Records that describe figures
□ □ □ □ □

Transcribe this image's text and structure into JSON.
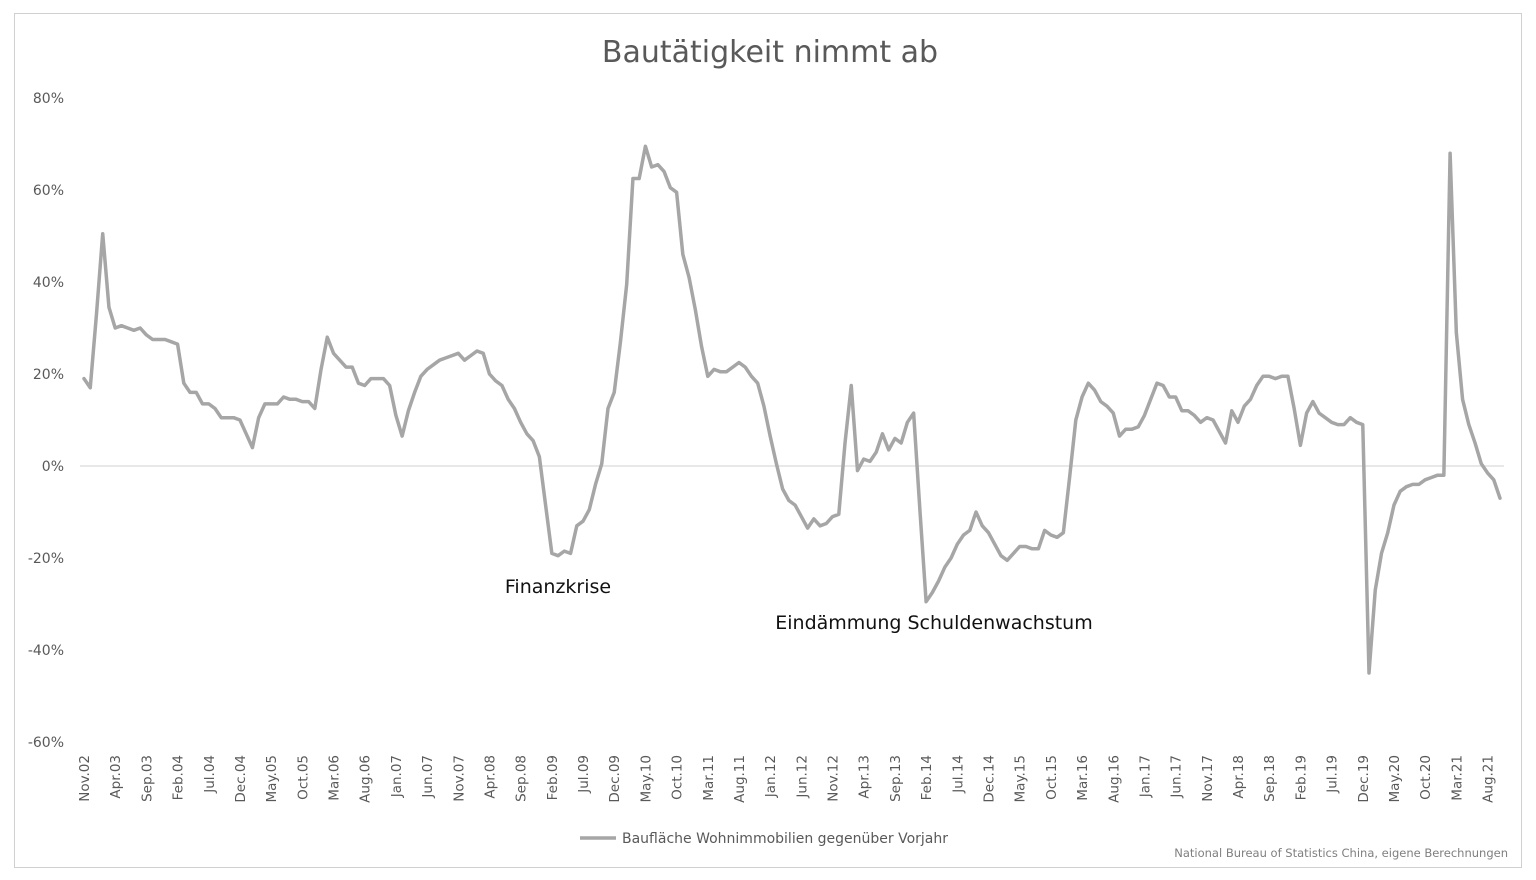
{
  "chart_data": {
    "type": "line",
    "title": "Bautätigkeit nimmt ab",
    "ylim": [
      -0.6,
      0.8
    ],
    "yticks": [
      -0.6,
      -0.4,
      -0.2,
      0,
      0.2,
      0.4,
      0.6,
      0.8
    ],
    "ytick_labels": [
      "-60%",
      "-40%",
      "-20%",
      "0%",
      "20%",
      "40%",
      "60%",
      "80%"
    ],
    "x_start": "2002-11",
    "xtick_labels": [
      "Nov.02",
      "Apr.03",
      "Sep.03",
      "Feb.04",
      "Jul.04",
      "Dec.04",
      "May.05",
      "Oct.05",
      "Mar.06",
      "Aug.06",
      "Jan.07",
      "Jun.07",
      "Nov.07",
      "Apr.08",
      "Sep.08",
      "Feb.09",
      "Jul.09",
      "Dec.09",
      "May.10",
      "Oct.10",
      "Mar.11",
      "Aug.11",
      "Jan.12",
      "Jun.12",
      "Nov.12",
      "Apr.13",
      "Sep.13",
      "Feb.14",
      "Jul.14",
      "Dec.14",
      "May.15",
      "Oct.15",
      "Mar.16",
      "Aug.16",
      "Jan.17",
      "Jun.17",
      "Nov.17",
      "Apr.18",
      "Sep.18",
      "Feb.19",
      "Jul.19",
      "Dec.19",
      "May.20",
      "Oct.20",
      "Mar.21",
      "Aug.21"
    ],
    "grid": false,
    "legend": "bottom",
    "series": [
      {
        "name": "Baufläche Wohnimmobilien gegenüber Vorjahr",
        "color": "#a6a6a6",
        "values": [
          0.19,
          0.17,
          0.33,
          0.505,
          0.345,
          0.3,
          0.305,
          0.3,
          0.295,
          0.3,
          0.285,
          0.275,
          0.275,
          0.275,
          0.27,
          0.265,
          0.18,
          0.16,
          0.16,
          0.135,
          0.135,
          0.125,
          0.105,
          0.105,
          0.105,
          0.1,
          0.07,
          0.04,
          0.105,
          0.135,
          0.135,
          0.135,
          0.15,
          0.145,
          0.145,
          0.14,
          0.14,
          0.125,
          0.21,
          0.28,
          0.245,
          0.23,
          0.215,
          0.215,
          0.18,
          0.175,
          0.19,
          0.19,
          0.19,
          0.175,
          0.11,
          0.065,
          0.12,
          0.16,
          0.195,
          0.21,
          0.22,
          0.23,
          0.235,
          0.24,
          0.245,
          0.23,
          0.24,
          0.25,
          0.245,
          0.2,
          0.185,
          0.175,
          0.145,
          0.125,
          0.095,
          0.07,
          0.055,
          0.02,
          -0.085,
          -0.19,
          -0.195,
          -0.185,
          -0.19,
          -0.13,
          -0.12,
          -0.095,
          -0.04,
          0.005,
          0.125,
          0.16,
          0.27,
          0.395,
          0.625,
          0.625,
          0.695,
          0.65,
          0.655,
          0.64,
          0.605,
          0.595,
          0.46,
          0.41,
          0.34,
          0.26,
          0.195,
          0.21,
          0.205,
          0.205,
          0.215,
          0.225,
          0.215,
          0.195,
          0.18,
          0.13,
          0.065,
          0.005,
          -0.05,
          -0.075,
          -0.085,
          -0.11,
          -0.135,
          -0.115,
          -0.13,
          -0.125,
          -0.11,
          -0.105,
          0.05,
          0.175,
          -0.01,
          0.015,
          0.01,
          0.03,
          0.07,
          0.035,
          0.06,
          0.05,
          0.095,
          0.115,
          -0.095,
          -0.295,
          -0.275,
          -0.25,
          -0.22,
          -0.2,
          -0.17,
          -0.15,
          -0.14,
          -0.1,
          -0.13,
          -0.145,
          -0.17,
          -0.195,
          -0.205,
          -0.19,
          -0.175,
          -0.175,
          -0.18,
          -0.18,
          -0.14,
          -0.15,
          -0.155,
          -0.145,
          -0.025,
          0.1,
          0.15,
          0.18,
          0.165,
          0.14,
          0.13,
          0.115,
          0.065,
          0.08,
          0.08,
          0.085,
          0.11,
          0.145,
          0.18,
          0.175,
          0.15,
          0.15,
          0.12,
          0.12,
          0.11,
          0.095,
          0.105,
          0.1,
          0.075,
          0.05,
          0.12,
          0.095,
          0.13,
          0.145,
          0.175,
          0.195,
          0.195,
          0.19,
          0.195,
          0.195,
          0.125,
          0.045,
          0.115,
          0.14,
          0.115,
          0.105,
          0.095,
          0.09,
          0.09,
          0.105,
          0.095,
          0.09,
          -0.45,
          -0.27,
          -0.19,
          -0.145,
          -0.085,
          -0.055,
          -0.045,
          -0.04,
          -0.04,
          -0.03,
          -0.025,
          -0.02,
          -0.02,
          0.68,
          0.29,
          0.145,
          0.09,
          0.05,
          0.005,
          -0.015,
          -0.03,
          -0.07
        ]
      }
    ],
    "annotations": [
      {
        "text": "Finanzkrise",
        "x_index": 76
      },
      {
        "text": "Eindämmung Schuldenwachstum",
        "x_index": 135
      }
    ],
    "source": "National Bureau of Statistics China, eigene Berechnungen"
  }
}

□ □ □ □ □

Find the string "text" in the records, then copy each line where it occurs.

Transcribe this image's text and structure into JSON.
        "text": "Finanzkrise",
        "text": "Eindämmung Schuldenwachstum",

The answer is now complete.